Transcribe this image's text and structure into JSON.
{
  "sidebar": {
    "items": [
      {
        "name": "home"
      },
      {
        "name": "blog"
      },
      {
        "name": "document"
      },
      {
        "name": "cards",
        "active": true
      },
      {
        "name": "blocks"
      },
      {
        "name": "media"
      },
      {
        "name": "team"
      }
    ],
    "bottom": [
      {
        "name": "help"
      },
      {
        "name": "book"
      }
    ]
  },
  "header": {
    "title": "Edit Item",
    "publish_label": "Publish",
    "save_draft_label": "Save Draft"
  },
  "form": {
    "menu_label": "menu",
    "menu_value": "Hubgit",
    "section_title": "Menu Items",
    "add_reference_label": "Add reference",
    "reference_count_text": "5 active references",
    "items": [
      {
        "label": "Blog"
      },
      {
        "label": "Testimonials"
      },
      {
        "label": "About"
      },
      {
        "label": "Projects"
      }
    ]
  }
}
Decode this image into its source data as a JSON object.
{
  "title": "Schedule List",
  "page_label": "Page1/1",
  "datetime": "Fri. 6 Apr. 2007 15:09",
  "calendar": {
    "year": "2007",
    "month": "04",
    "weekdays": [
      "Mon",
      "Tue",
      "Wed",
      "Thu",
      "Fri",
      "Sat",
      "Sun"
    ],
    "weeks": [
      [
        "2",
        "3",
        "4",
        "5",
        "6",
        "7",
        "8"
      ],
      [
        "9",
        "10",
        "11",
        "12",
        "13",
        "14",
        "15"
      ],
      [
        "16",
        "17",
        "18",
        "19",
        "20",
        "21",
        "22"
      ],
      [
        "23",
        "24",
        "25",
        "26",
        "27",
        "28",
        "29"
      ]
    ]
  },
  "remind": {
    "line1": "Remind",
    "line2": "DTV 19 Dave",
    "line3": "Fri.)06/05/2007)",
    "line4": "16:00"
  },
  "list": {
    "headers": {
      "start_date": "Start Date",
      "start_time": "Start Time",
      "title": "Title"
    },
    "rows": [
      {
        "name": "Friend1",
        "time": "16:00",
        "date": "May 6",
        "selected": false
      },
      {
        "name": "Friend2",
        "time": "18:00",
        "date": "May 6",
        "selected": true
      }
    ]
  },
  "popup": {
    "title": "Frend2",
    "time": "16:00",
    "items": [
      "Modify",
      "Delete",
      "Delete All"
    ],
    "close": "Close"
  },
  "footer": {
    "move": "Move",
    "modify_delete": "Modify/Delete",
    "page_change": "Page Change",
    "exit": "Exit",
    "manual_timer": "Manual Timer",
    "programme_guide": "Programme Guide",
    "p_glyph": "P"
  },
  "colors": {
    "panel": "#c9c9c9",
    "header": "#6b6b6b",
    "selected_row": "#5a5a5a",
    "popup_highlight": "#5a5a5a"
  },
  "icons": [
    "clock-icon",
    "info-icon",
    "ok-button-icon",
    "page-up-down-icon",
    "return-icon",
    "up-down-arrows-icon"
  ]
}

▶ **Goal**
Repeat the material above in full, quoting it exactly.

▶ **Final result**
Transcribe this image's text and structure into JSON.
{
  "sidebar": {
    "items": [
      {
        "name": "home"
      },
      {
        "name": "blog"
      },
      {
        "name": "document"
      },
      {
        "name": "cards",
        "active": true
      },
      {
        "name": "blocks"
      },
      {
        "name": "media"
      },
      {
        "name": "team"
      }
    ],
    "bottom": [
      {
        "name": "help"
      },
      {
        "name": "book"
      }
    ]
  },
  "header": {
    "title": "Edit Item",
    "publish_label": "Publish",
    "save_draft_label": "Save Draft"
  },
  "form": {
    "menu_label": "menu",
    "menu_value": "Hubgit",
    "section_title": "Menu Items",
    "add_reference_label": "Add reference",
    "reference_count_text": "5 active references",
    "items": [
      {
        "label": "Blog"
      },
      {
        "label": "Testimonials"
      },
      {
        "label": "About"
      },
      {
        "label": "Projects"
      }
    ]
  }
}
Decode this image into its source data as a JSON object.
{
  "title": "Schedule List",
  "page_label": "Page1/1",
  "datetime": "Fri. 6 Apr. 2007 15:09",
  "calendar": {
    "year": "2007",
    "month": "04",
    "weekdays": [
      "Mon",
      "Tue",
      "Wed",
      "Thu",
      "Fri",
      "Sat",
      "Sun"
    ],
    "weeks": [
      [
        "2",
        "3",
        "4",
        "5",
        "6",
        "7",
        "8"
      ],
      [
        "9",
        "10",
        "11",
        "12",
        "13",
        "14",
        "15"
      ],
      [
        "16",
        "17",
        "18",
        "19",
        "20",
        "21",
        "22"
      ],
      [
        "23",
        "24",
        "25",
        "26",
        "27",
        "28",
        "29"
      ]
    ]
  },
  "remind": {
    "line1": "Remind",
    "line2": "DTV 19 Dave",
    "line3": "Fri.)06/05/2007)",
    "line4": "16:00"
  },
  "list": {
    "headers": {
      "start_date": "Start Date",
      "start_time": "Start Time",
      "title": "Title"
    },
    "rows": [
      {
        "name": "Friend1",
        "time": "16:00",
        "date": "May 6",
        "selected": false
      },
      {
        "name": "Friend2",
        "time": "18:00",
        "date": "May 6",
        "selected": true
      }
    ]
  },
  "popup": {
    "title": "Frend2",
    "time": "16:00",
    "items": [
      "Modify",
      "Delete",
      "Delete All"
    ],
    "close": "Close"
  },
  "footer": {
    "move": "Move",
    "modify_delete": "Modify/Delete",
    "page_change": "Page Change",
    "exit": "Exit",
    "manual_timer": "Manual Timer",
    "programme_guide": "Programme Guide",
    "p_glyph": "P"
  },
  "colors": {
    "panel": "#c9c9c9",
    "header": "#6b6b6b",
    "selected_row": "#5a5a5a",
    "popup_highlight": "#5a5a5a"
  },
  "icons": [
    "clock-icon",
    "info-icon",
    "ok-button-icon",
    "page-up-down-icon",
    "return-icon",
    "up-down-arrows-icon"
  ]
}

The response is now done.